[Data entries]
________________
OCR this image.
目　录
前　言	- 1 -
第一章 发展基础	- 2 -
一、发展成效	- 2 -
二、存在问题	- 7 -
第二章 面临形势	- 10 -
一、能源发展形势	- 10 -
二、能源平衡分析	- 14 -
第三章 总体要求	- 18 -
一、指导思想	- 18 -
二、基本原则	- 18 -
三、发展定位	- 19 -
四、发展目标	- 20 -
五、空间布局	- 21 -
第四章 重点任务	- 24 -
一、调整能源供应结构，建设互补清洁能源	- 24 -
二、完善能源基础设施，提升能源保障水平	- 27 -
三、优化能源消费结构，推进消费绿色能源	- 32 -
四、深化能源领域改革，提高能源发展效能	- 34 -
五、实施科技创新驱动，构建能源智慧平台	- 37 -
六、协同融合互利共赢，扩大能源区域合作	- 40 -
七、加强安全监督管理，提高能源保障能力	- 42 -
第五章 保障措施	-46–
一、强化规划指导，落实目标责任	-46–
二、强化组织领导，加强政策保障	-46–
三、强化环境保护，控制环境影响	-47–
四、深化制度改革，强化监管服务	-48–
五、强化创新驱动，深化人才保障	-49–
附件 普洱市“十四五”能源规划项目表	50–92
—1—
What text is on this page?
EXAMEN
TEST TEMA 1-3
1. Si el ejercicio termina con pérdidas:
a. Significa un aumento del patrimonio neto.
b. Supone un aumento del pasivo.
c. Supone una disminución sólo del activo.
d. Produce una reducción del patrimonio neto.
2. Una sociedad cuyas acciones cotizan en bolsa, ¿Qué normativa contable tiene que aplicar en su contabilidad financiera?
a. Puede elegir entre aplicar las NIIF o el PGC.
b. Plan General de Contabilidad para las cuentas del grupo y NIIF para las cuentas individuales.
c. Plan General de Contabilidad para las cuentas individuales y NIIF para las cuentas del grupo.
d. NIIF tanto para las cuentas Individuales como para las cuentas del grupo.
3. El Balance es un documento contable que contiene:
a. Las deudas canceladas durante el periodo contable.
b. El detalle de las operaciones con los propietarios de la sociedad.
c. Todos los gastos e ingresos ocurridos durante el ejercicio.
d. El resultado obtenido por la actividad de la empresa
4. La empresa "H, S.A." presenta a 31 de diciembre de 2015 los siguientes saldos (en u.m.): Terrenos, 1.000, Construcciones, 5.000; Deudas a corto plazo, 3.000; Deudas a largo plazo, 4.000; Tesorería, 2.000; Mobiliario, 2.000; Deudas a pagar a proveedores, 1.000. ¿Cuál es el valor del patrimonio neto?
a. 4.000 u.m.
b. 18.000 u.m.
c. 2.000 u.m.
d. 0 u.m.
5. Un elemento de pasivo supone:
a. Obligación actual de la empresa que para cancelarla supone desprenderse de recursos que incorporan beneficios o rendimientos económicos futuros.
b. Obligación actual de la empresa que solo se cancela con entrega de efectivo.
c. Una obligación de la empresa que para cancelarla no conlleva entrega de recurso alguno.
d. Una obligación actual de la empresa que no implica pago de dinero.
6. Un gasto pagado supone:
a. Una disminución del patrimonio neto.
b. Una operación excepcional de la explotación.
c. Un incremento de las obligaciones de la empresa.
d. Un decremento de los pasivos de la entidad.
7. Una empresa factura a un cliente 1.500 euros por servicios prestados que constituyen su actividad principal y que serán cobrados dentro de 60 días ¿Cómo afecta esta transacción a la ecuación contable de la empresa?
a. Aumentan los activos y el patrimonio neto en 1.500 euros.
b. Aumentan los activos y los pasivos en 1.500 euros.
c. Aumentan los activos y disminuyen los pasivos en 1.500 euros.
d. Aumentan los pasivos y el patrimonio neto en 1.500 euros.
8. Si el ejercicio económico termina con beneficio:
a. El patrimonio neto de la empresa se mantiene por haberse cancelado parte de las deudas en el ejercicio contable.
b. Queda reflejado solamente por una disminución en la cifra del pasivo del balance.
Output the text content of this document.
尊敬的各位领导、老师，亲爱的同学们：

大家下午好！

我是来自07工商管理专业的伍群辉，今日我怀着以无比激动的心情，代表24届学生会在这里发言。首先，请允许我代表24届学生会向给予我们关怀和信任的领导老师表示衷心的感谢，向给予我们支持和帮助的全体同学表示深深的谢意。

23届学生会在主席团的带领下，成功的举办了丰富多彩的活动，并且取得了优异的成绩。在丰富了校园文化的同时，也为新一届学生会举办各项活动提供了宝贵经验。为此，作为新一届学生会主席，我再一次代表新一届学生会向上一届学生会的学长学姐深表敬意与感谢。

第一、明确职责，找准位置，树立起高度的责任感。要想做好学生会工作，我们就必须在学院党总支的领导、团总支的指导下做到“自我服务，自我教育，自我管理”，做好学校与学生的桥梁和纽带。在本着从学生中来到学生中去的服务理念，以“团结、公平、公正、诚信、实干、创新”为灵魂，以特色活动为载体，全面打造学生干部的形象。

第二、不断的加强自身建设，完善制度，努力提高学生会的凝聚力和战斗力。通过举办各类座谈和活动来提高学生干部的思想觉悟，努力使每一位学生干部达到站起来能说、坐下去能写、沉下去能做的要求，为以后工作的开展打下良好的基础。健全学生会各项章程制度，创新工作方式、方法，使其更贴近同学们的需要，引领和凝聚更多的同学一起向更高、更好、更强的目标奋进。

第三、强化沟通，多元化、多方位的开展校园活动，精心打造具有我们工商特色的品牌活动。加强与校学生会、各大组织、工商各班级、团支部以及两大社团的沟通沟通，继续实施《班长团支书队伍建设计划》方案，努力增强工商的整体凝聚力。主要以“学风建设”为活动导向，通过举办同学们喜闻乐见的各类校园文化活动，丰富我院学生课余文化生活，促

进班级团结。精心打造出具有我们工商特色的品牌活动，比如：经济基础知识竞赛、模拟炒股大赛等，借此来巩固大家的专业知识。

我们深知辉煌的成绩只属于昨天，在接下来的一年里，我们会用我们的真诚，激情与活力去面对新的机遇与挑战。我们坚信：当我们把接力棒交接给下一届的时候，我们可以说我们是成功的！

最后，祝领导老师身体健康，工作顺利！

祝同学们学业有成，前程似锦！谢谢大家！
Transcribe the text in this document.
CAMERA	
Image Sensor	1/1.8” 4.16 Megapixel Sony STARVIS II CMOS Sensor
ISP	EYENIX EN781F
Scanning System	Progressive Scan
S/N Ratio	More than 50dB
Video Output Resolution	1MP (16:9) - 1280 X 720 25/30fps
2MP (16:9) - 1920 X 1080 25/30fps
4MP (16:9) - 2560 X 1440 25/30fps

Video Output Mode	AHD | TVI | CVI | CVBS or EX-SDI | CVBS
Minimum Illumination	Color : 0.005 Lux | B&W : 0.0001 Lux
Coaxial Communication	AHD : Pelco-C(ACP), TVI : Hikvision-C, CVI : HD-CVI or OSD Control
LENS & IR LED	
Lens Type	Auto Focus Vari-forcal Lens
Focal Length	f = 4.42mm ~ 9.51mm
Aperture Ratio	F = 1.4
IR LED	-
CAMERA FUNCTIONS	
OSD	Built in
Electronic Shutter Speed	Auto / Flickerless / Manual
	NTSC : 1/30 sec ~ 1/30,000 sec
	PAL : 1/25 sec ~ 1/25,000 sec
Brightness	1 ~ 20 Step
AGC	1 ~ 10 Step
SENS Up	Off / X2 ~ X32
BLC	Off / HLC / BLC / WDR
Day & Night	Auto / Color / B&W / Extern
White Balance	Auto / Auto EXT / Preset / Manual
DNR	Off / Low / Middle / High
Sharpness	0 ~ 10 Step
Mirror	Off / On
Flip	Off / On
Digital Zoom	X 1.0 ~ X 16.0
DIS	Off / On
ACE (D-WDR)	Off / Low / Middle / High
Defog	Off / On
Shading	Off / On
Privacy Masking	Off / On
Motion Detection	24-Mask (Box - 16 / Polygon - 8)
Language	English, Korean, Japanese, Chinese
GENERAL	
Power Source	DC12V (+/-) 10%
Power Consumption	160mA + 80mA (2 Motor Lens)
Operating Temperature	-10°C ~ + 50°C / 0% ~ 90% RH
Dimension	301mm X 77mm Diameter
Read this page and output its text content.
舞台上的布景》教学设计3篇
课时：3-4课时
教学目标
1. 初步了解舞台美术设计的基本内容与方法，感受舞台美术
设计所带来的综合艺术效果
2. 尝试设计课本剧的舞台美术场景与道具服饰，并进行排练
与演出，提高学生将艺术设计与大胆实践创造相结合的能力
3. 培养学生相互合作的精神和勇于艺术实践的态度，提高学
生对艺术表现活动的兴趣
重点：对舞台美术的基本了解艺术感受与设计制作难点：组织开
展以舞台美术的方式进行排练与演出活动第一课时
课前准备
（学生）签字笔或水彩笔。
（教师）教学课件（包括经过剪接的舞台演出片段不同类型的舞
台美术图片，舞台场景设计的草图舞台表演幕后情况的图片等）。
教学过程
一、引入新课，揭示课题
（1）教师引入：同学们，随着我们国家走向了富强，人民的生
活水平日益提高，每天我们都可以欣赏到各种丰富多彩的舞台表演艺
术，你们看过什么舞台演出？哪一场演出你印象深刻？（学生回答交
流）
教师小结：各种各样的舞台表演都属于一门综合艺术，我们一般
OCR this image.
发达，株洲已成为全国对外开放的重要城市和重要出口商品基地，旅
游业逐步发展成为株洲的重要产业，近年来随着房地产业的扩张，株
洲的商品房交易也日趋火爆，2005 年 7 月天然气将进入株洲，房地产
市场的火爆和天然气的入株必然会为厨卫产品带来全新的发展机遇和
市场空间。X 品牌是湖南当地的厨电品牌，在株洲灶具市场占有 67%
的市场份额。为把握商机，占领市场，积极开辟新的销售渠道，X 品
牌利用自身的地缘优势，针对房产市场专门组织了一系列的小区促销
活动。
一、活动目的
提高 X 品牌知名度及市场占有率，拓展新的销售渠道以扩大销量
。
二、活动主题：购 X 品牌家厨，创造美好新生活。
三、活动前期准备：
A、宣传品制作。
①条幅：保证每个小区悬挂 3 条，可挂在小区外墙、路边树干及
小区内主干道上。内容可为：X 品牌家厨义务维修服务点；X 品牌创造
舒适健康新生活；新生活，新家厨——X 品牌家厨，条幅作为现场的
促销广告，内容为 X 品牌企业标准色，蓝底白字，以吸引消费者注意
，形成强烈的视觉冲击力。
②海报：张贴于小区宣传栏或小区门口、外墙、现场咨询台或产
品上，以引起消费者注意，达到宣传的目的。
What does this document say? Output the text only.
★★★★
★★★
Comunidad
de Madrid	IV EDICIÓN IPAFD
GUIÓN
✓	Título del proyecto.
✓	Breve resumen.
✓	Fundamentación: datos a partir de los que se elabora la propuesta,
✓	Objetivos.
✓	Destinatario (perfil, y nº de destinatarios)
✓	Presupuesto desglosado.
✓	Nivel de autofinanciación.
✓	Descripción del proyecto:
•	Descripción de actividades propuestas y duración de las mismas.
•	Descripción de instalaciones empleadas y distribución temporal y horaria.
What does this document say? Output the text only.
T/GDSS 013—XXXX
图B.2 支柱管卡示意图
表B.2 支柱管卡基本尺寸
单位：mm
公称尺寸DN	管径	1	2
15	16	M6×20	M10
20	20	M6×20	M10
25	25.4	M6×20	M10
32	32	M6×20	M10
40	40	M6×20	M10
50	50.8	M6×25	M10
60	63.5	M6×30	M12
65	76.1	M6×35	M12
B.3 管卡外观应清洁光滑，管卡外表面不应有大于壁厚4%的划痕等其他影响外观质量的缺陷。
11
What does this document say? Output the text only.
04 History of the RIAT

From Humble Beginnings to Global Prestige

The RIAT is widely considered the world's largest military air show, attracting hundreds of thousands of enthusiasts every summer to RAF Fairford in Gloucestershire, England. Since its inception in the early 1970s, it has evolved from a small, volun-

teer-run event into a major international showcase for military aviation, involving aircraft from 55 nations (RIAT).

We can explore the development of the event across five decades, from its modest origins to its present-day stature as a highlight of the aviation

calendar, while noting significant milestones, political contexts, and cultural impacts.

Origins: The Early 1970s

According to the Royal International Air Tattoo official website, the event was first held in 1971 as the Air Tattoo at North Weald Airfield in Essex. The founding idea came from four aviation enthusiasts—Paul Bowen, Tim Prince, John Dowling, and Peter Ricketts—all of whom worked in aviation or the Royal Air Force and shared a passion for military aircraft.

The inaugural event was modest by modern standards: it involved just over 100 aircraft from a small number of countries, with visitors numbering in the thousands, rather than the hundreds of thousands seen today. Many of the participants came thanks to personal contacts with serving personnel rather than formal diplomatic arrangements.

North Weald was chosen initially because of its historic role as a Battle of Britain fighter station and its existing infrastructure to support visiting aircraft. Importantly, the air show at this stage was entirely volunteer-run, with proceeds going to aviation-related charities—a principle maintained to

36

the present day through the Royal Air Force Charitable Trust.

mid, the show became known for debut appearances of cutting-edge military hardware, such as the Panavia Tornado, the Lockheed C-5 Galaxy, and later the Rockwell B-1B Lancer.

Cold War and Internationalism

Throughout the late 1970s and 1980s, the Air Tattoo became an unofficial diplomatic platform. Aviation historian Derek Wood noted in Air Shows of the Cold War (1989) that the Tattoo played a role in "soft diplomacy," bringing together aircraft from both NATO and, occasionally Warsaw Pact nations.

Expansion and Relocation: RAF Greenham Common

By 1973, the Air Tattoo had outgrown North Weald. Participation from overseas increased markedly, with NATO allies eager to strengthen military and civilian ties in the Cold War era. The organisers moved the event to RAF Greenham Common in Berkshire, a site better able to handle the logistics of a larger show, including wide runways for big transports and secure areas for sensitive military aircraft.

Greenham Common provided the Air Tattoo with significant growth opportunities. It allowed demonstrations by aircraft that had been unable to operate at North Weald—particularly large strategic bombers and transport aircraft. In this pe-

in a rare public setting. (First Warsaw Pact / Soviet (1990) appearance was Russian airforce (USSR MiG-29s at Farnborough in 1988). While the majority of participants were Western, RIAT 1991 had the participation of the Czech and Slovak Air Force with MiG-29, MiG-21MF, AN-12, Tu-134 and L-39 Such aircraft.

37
________________
Your objective — Show each line in the entries that holds the string "cancelarla".

Full response —
a. Obligación actual de la empresa que para cancelarla supone desprenderse de recursos que incorporan beneficios o rendimientos económicos futuros.
c. Una obligación de la empresa que para cancelarla no conlleva entrega de recurso alguno.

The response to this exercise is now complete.